EXERCISE INSTRUCTIONS:
Leave the pictures out and print every record below exactly as it stands.

DATA PROVIDED:
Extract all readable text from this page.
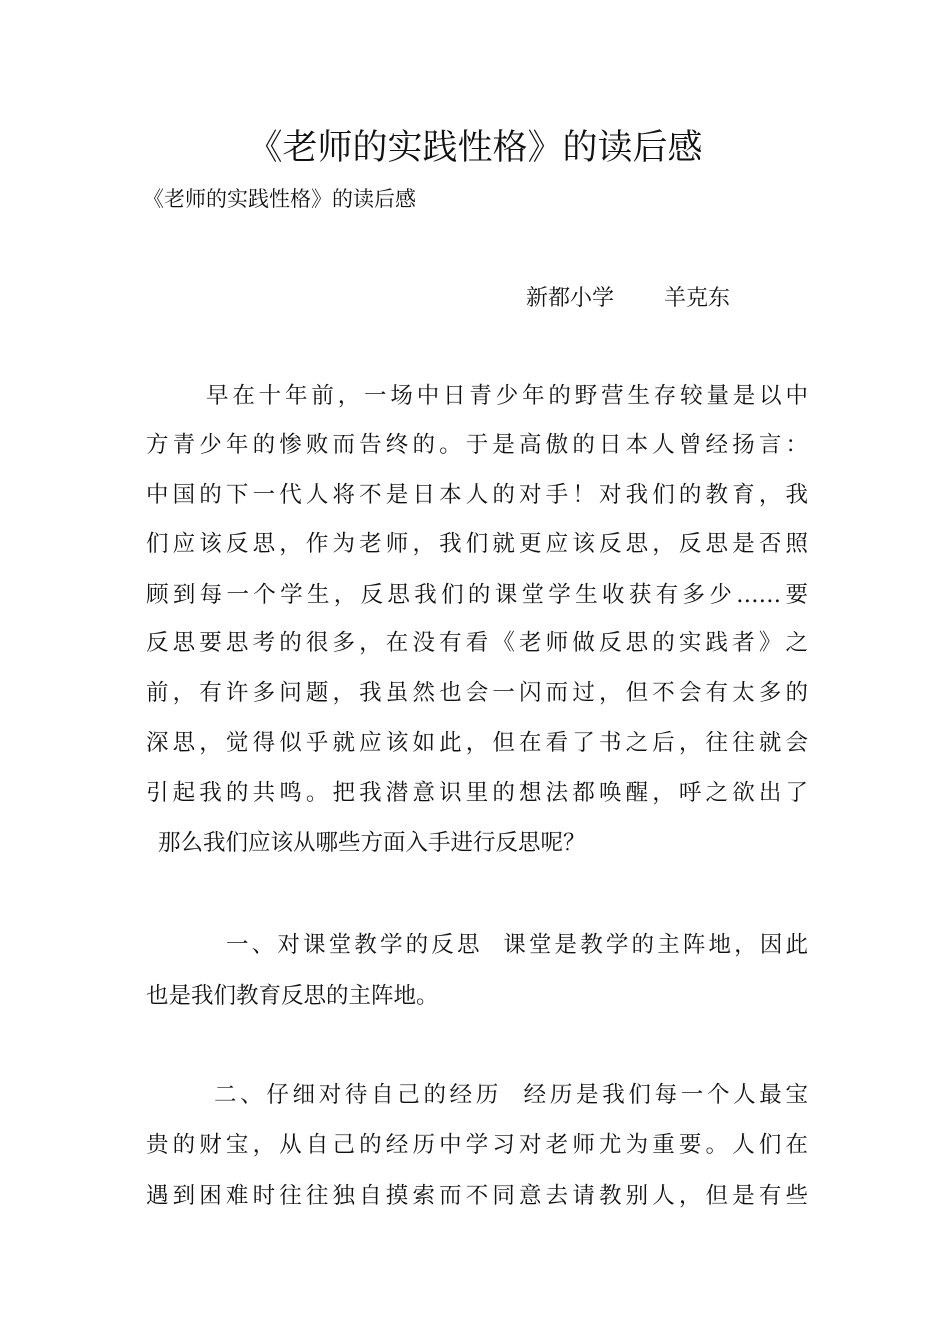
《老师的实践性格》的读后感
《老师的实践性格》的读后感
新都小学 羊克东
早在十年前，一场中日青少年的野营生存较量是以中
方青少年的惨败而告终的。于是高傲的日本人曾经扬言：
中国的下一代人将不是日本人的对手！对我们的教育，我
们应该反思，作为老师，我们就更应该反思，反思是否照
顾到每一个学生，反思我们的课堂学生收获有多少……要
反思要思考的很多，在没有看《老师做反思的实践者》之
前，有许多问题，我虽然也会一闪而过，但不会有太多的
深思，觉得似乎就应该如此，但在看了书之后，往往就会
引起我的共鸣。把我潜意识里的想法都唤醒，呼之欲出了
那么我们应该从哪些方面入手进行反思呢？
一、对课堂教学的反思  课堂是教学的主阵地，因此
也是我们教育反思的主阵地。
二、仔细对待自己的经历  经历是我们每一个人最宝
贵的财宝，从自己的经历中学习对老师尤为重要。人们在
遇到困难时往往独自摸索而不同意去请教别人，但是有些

ANSWER BELOW:
Extract all readable text from this page.
《老师的实践性格》的读后感
《老师的实践性格》的读后感
新都小学 羊克东
早在十年前，一场中日青少年的野营生存较量是以中
方青少年的惨败而告终的。于是高傲的日本人曾经扬言：
中国的下一代人将不是日本人的对手！对我们的教育，我
们应该反思，作为老师，我们就更应该反思，反思是否照
顾到每一个学生，反思我们的课堂学生收获有多少……要
反思要思考的很多，在没有看《老师做反思的实践者》之
前，有许多问题，我虽然也会一闪而过，但不会有太多的
深思，觉得似乎就应该如此，但在看了书之后，往往就会
引起我的共鸣。把我潜意识里的想法都唤醒，呼之欲出了
那么我们应该从哪些方面入手进行反思呢？
一、对课堂教学的反思  课堂是教学的主阵地，因此
也是我们教育反思的主阵地。
二、仔细对待自己的经历  经历是我们每一个人最宝
贵的财宝，从自己的经历中学习对老师尤为重要。人们在
遇到困难时往往独自摸索而不同意去请教别人，但是有些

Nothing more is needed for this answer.